[Dataset items]
——————————
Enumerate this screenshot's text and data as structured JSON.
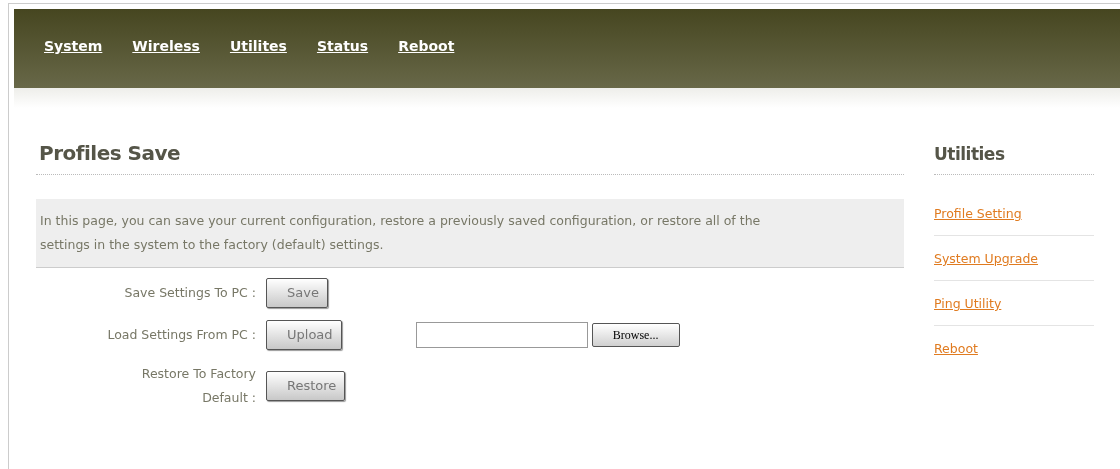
{
  "nav": [
    {
      "label": "System"
    },
    {
      "label": "Wireless"
    },
    {
      "label": "Utilites"
    },
    {
      "label": "Status"
    },
    {
      "label": "Reboot"
    }
  ],
  "title": "Profiles Save",
  "description": "In this page, you can save your current configuration, restore a previously saved configuration, or restore all of the settings in the system to the factory (default) settings.",
  "rows": [
    {
      "label": "Save Settings To PC :",
      "button": "Save",
      "kind": "button"
    },
    {
      "label": "Load Settings From PC :",
      "button": "Upload",
      "kind": "file",
      "browse": "Browse..."
    },
    {
      "label": "Restore To Factory Default :",
      "button": "Restore",
      "kind": "button"
    }
  ],
  "sidebar": {
    "title": "Utilities",
    "items": [
      {
        "label": "Profile Setting"
      },
      {
        "label": "System Upgrade"
      },
      {
        "label": "Ping Utility"
      },
      {
        "label": "Reboot"
      }
    ]
  }
}
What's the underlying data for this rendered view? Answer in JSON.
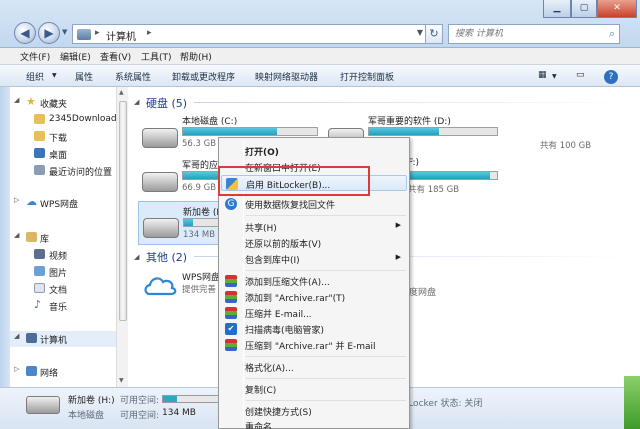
——————————
- _EXERCISE OBJECTIVE_:
Copy the data exactly. Any picture it contains is to be omitted.

- _THE ANSWER_:
Enumerate this screenshot's text and data as structured JSON.
{
  "nav": [
    {
      "label": "System"
    },
    {
      "label": "Wireless"
    },
    {
      "label": "Utilites"
    },
    {
      "label": "Status"
    },
    {
      "label": "Reboot"
    }
  ],
  "title": "Profiles Save",
  "description": "In this page, you can save your current configuration, restore a previously saved configuration, or restore all of the settings in the system to the factory (default) settings.",
  "rows": [
    {
      "label": "Save Settings To PC :",
      "button": "Save",
      "kind": "button"
    },
    {
      "label": "Load Settings From PC :",
      "button": "Upload",
      "kind": "file",
      "browse": "Browse..."
    },
    {
      "label": "Restore To Factory Default :",
      "button": "Restore",
      "kind": "button"
    }
  ],
  "sidebar": {
    "title": "Utilities",
    "items": [
      {
        "label": "Profile Setting"
      },
      {
        "label": "System Upgrade"
      },
      {
        "label": "Ping Utility"
      },
      {
        "label": "Reboot"
      }
    ]
  }
}
What's the underlying data for this rendered view? Answer in JSON.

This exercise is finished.